Dataset records on visual material:
-- Start --

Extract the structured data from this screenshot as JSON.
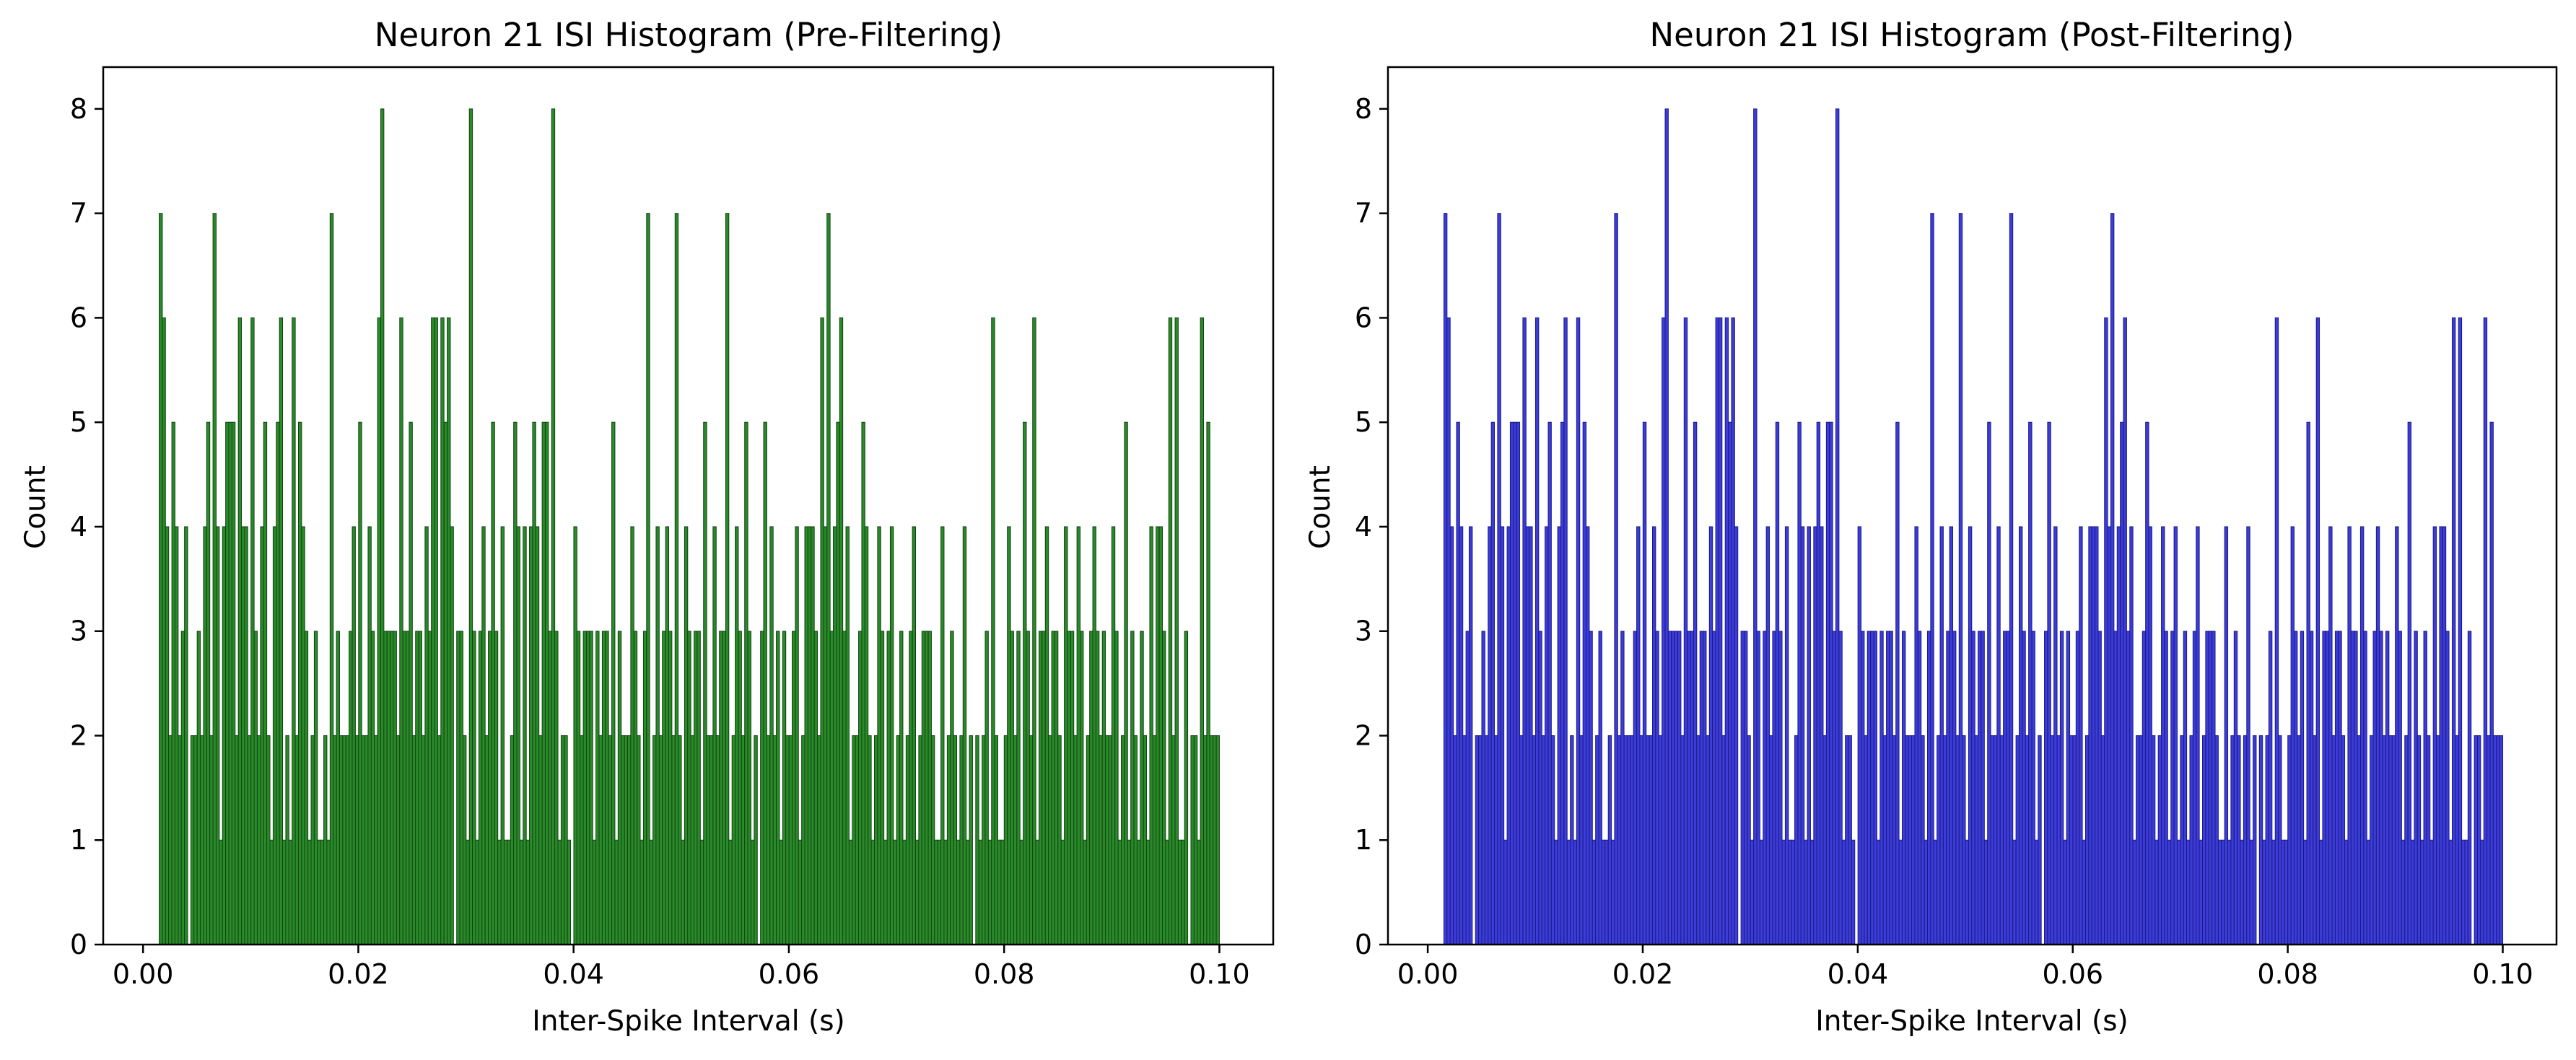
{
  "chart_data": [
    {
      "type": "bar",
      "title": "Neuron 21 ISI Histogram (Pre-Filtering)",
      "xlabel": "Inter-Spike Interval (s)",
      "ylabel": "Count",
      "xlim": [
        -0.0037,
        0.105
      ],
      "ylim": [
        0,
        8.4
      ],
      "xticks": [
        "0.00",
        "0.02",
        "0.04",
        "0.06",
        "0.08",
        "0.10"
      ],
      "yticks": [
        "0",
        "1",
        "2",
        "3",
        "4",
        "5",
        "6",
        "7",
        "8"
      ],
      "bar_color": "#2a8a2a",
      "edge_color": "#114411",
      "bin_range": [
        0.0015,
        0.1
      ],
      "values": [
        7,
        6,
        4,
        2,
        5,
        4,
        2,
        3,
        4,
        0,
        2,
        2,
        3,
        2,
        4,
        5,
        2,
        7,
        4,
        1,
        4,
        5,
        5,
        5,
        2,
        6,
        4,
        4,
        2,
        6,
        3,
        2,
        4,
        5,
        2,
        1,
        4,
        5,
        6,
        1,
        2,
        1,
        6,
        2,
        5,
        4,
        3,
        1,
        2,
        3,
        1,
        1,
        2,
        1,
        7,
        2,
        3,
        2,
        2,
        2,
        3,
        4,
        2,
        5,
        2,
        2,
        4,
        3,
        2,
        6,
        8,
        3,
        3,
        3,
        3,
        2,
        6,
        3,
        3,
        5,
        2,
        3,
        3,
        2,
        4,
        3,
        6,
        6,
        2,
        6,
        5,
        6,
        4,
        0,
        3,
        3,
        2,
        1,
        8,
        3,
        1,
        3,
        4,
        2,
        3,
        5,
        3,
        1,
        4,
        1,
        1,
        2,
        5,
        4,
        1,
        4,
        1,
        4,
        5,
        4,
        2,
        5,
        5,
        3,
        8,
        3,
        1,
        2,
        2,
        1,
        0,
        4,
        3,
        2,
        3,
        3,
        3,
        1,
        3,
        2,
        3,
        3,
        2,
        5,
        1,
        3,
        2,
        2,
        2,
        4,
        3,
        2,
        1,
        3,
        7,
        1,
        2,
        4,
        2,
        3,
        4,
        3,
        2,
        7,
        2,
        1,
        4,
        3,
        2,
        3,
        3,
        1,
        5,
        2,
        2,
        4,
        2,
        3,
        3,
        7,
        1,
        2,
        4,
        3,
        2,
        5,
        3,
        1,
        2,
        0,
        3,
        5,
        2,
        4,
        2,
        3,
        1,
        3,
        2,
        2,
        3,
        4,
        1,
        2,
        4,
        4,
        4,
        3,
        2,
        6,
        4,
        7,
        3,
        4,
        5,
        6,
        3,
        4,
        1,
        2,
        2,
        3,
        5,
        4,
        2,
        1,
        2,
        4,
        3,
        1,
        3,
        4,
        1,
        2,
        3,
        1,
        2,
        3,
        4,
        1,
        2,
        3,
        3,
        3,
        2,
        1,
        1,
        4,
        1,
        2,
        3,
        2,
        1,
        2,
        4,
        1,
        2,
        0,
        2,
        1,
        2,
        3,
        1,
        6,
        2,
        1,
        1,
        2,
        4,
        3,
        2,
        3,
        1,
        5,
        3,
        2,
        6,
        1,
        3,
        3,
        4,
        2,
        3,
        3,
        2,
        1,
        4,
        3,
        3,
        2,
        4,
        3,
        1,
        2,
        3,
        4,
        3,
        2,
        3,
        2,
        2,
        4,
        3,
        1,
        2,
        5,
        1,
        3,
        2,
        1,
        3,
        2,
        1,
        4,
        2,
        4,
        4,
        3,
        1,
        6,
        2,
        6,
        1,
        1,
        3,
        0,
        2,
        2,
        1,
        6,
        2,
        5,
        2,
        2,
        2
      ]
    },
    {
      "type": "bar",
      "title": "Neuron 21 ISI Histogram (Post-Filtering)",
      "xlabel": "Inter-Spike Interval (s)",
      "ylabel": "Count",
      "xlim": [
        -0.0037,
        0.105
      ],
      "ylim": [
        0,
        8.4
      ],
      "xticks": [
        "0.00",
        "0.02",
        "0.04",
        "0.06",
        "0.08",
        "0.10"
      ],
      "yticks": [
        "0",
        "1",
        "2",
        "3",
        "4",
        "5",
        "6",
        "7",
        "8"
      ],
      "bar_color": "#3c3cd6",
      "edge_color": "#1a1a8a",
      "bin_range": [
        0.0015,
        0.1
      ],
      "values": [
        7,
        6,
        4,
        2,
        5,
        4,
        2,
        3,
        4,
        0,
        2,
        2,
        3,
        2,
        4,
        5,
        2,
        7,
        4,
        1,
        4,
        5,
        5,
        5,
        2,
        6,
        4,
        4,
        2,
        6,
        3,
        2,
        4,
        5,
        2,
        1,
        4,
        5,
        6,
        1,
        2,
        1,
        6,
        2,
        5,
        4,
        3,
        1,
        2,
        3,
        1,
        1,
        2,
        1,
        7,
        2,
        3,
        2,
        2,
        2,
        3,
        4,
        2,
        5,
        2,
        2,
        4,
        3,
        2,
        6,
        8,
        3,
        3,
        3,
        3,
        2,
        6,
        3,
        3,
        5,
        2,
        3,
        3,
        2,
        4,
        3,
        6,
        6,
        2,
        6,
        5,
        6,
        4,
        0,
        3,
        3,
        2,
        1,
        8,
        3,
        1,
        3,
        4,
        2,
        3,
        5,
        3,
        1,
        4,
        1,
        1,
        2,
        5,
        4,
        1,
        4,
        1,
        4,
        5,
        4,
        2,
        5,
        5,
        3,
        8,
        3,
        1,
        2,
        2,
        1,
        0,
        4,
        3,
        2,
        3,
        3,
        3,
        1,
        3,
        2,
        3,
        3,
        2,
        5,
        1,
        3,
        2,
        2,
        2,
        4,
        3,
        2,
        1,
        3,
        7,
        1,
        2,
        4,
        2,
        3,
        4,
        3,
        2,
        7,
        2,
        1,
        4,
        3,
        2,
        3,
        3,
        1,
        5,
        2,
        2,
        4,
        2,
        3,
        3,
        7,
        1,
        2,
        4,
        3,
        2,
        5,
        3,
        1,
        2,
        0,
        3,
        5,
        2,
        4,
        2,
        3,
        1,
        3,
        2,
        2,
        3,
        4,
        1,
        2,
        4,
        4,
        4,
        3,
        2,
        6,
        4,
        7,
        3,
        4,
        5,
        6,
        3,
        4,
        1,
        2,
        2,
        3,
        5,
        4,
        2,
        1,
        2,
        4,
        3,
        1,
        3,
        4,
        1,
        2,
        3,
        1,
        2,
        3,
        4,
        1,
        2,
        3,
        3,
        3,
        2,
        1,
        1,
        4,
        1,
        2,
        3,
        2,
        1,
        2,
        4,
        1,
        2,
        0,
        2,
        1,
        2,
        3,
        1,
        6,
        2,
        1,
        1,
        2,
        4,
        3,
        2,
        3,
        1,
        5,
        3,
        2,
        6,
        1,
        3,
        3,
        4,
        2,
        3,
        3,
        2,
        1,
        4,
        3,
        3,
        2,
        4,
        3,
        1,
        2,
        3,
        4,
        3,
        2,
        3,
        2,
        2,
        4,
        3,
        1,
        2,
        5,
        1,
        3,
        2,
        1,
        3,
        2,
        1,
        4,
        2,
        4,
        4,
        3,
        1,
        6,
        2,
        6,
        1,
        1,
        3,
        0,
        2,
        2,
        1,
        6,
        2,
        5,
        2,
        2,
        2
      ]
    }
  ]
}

-- End --
-- Start --

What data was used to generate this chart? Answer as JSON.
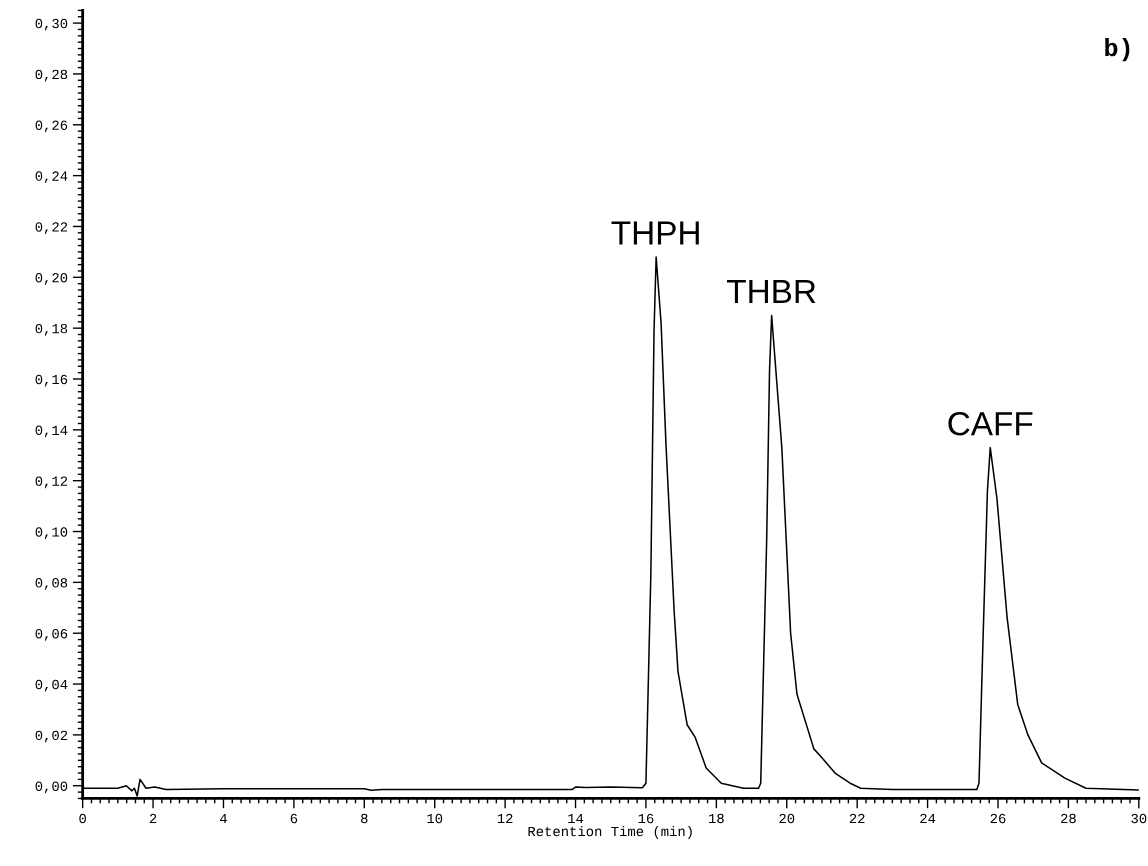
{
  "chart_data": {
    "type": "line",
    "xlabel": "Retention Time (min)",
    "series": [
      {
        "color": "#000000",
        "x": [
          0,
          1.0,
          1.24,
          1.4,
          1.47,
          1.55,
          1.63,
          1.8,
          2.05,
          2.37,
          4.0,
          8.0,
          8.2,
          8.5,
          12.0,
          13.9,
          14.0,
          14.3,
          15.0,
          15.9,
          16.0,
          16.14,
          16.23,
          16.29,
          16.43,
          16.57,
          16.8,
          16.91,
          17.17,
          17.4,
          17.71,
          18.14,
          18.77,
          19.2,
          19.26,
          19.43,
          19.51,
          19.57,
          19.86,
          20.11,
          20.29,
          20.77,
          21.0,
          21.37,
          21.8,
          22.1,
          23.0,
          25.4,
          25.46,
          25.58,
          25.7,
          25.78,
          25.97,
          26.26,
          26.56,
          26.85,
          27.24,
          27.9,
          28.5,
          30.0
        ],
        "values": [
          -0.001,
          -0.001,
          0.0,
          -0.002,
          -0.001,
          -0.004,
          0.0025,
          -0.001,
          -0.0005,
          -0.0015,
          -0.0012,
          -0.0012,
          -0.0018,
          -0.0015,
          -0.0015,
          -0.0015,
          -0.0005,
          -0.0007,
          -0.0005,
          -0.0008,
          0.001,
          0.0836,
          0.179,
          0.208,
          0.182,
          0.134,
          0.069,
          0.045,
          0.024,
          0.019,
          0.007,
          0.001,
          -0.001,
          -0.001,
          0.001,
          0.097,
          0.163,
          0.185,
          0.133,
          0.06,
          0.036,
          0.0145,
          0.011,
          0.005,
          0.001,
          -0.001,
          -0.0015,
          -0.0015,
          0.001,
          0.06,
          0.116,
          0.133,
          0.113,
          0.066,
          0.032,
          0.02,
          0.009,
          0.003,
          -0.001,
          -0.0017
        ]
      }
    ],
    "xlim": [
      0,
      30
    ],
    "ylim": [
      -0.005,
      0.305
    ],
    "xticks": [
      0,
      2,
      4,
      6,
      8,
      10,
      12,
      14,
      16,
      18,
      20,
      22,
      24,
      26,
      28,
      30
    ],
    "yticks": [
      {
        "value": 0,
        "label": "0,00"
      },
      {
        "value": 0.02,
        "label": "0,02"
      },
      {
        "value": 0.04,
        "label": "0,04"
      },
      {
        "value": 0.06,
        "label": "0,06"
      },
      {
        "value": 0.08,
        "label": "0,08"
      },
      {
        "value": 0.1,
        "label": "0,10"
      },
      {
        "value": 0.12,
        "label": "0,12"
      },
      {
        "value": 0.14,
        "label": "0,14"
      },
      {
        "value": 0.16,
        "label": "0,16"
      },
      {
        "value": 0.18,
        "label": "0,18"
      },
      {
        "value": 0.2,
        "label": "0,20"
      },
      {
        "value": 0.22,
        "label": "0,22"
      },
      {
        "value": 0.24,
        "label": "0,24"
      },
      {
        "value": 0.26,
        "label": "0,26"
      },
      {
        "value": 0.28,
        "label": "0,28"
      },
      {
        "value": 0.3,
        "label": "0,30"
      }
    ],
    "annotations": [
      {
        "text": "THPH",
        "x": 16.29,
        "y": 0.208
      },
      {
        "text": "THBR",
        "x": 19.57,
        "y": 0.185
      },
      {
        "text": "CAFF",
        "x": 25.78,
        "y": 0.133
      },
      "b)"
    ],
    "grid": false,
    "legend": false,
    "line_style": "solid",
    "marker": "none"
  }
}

-- End --

Return the lines of the records that include the string "this".

Extract the structured data from this screenshot as JSON.
What data was used to generate this chart? Answer as JSON.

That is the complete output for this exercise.